WHAT YOU HAVE TO DO:
Repeat verbatim every line of the material, beginning at the line that holds "Output the text content of this document." and ending at its last line.
↓
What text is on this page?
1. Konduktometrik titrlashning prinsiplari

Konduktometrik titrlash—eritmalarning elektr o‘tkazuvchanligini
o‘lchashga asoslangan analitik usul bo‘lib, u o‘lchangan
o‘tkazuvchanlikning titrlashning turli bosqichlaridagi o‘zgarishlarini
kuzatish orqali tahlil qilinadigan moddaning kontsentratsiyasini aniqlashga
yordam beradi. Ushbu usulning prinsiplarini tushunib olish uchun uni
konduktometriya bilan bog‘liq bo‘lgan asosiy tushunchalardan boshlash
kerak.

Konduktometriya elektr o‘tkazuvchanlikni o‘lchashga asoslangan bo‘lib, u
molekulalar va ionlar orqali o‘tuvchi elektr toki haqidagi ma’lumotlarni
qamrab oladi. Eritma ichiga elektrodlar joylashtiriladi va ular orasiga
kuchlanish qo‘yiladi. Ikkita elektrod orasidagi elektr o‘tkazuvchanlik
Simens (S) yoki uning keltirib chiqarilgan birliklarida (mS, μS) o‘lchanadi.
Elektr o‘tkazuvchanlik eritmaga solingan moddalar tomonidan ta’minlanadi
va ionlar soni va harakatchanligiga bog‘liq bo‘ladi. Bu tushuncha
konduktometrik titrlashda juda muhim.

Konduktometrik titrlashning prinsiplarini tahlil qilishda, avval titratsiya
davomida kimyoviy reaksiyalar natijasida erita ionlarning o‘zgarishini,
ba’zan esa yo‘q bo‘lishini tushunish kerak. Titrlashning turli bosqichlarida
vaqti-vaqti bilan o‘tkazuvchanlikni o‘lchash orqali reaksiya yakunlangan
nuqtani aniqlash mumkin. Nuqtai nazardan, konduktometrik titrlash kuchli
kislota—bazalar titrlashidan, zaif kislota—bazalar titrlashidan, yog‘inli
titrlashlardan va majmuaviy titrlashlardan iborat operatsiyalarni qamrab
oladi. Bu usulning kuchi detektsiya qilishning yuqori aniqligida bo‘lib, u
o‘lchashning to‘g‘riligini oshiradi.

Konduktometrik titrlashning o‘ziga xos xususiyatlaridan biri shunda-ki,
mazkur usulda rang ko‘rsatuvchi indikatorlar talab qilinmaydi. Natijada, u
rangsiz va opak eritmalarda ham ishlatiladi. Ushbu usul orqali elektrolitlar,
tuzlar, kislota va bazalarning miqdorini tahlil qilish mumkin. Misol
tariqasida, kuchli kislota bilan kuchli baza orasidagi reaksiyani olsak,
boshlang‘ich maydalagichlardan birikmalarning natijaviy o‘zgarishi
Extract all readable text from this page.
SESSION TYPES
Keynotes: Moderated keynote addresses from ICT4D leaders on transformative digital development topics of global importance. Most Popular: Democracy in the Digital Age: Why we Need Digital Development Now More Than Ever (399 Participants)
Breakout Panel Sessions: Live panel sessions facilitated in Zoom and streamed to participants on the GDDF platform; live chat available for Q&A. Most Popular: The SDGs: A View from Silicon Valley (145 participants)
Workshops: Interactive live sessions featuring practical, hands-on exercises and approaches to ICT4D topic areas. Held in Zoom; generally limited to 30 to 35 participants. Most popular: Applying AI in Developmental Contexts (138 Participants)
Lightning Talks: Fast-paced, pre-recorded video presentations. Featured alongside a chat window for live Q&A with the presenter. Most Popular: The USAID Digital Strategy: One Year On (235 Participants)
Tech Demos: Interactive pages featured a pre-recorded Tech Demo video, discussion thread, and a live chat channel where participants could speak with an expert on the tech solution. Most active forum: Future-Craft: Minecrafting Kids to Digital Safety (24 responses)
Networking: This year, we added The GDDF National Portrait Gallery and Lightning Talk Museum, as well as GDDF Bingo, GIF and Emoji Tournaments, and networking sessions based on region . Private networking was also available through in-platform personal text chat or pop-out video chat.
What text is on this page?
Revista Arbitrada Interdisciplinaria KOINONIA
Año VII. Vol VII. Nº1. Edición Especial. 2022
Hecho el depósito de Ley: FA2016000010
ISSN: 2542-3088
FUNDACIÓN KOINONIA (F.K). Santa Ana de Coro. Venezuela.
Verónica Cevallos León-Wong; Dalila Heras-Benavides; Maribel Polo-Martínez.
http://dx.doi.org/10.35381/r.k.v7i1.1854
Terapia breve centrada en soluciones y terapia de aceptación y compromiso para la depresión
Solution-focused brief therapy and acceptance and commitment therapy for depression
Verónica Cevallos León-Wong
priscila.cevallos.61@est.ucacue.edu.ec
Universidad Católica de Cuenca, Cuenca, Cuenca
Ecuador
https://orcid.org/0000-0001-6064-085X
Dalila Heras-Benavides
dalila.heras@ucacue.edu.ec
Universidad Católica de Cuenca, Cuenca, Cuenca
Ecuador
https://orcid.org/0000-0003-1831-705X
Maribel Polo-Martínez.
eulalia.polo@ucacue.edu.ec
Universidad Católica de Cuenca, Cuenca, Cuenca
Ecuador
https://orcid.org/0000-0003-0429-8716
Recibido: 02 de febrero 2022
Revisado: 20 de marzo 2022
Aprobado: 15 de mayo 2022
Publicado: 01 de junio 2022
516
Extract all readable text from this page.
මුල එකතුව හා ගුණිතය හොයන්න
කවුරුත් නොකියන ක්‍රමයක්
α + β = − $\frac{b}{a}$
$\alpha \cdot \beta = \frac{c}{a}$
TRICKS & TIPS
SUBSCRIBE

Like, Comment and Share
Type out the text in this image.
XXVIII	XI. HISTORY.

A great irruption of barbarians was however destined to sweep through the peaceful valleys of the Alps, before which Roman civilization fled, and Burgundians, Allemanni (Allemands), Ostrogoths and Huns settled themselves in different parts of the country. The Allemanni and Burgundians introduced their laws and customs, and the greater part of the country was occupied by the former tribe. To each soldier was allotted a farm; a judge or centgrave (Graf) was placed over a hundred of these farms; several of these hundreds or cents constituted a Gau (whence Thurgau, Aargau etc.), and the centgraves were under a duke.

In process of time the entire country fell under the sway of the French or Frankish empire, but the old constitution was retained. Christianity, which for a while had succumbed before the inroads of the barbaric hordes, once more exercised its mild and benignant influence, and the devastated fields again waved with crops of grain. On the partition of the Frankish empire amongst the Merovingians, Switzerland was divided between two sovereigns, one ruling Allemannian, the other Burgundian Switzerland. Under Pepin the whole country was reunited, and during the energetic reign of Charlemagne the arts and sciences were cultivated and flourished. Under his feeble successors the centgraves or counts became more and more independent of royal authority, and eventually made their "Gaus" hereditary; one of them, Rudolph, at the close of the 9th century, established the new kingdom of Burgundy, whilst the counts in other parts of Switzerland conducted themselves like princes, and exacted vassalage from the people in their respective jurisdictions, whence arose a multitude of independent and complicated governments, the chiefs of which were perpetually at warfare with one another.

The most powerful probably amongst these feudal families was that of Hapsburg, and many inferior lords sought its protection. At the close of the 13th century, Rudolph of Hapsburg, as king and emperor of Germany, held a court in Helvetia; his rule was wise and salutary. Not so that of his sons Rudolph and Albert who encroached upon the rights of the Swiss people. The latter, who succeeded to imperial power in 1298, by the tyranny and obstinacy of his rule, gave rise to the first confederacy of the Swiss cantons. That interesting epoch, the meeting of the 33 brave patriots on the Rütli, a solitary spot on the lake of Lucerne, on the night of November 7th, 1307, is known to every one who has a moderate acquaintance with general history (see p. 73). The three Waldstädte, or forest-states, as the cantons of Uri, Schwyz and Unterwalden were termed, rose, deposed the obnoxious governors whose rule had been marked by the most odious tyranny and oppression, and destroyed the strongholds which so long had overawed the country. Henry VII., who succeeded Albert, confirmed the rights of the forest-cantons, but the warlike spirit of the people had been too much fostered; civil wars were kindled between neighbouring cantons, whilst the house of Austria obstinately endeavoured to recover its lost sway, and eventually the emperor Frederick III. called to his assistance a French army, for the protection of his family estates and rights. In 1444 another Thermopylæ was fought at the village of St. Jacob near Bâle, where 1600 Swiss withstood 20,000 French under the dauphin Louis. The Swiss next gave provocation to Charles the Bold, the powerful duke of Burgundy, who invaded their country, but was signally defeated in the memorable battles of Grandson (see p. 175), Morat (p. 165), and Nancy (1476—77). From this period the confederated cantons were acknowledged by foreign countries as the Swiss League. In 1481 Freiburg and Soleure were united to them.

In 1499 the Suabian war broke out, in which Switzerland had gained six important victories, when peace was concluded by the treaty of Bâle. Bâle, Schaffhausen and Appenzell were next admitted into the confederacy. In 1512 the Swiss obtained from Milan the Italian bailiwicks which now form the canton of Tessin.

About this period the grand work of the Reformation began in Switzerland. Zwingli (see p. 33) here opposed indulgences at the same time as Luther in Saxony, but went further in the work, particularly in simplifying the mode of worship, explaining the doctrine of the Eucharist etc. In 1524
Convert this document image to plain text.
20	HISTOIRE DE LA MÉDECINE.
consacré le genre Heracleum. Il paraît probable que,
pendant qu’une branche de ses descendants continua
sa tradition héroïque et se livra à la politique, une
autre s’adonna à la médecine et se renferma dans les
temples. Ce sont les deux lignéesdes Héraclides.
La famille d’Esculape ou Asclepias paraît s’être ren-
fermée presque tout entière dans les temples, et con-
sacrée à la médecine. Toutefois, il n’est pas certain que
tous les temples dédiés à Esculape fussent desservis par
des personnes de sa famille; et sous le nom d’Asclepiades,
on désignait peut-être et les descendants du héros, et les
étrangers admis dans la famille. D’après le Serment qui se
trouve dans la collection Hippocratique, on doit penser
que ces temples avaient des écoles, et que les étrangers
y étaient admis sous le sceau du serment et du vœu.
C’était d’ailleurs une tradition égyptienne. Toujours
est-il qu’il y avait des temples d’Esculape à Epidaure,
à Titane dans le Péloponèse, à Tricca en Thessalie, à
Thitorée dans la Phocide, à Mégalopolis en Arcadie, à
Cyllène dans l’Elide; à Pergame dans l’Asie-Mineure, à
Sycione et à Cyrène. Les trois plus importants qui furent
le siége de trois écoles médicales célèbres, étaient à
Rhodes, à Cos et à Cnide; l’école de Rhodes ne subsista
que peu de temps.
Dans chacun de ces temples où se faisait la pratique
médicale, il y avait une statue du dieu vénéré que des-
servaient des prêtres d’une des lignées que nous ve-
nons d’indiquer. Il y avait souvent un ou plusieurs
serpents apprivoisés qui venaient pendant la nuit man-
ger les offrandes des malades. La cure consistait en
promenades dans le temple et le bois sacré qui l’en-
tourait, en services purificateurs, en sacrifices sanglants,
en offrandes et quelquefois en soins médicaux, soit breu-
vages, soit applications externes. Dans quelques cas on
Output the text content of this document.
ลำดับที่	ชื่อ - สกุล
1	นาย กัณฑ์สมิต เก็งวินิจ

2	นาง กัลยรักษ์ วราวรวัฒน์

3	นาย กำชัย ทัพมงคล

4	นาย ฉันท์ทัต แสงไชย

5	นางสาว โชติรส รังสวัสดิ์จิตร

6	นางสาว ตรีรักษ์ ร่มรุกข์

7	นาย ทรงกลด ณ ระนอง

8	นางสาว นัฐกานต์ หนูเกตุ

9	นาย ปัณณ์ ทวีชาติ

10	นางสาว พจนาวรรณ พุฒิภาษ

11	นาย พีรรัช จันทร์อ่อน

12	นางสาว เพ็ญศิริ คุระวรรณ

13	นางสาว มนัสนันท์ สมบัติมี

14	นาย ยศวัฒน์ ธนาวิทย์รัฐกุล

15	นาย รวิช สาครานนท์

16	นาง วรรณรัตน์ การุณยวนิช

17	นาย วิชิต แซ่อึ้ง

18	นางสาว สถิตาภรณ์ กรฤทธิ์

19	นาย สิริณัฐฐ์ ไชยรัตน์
↑
ANSWER FOR THE TASK:
Output the text content of this document.
ลำดับที่	ชื่อ - สกุล
1	นาย กัณฑ์สมิต เก็งวินิจ

2	นาง กัลยรักษ์ วราวรวัฒน์

3	นาย กำชัย ทัพมงคล

4	นาย ฉันท์ทัต แสงไชย

5	นางสาว โชติรส รังสวัสดิ์จิตร

6	นางสาว ตรีรักษ์ ร่มรุกข์

7	นาย ทรงกลด ณ ระนอง

8	นางสาว นัฐกานต์ หนูเกตุ

9	นาย ปัณณ์ ทวีชาติ

10	นางสาว พจนาวรรณ พุฒิภาษ

11	นาย พีรรัช จันทร์อ่อน

12	นางสาว เพ็ญศิริ คุระวรรณ

13	นางสาว มนัสนันท์ สมบัติมี

14	นาย ยศวัฒน์ ธนาวิทย์รัฐกุล

15	นาย รวิช สาครานนท์

16	นาง วรรณรัตน์ การุณยวนิช

17	นาย วิชิต แซ่อึ้ง

18	นางสาว สถิตาภรณ์ กรฤทธิ์

19	นาย สิริณัฐฐ์ ไชยรัตน์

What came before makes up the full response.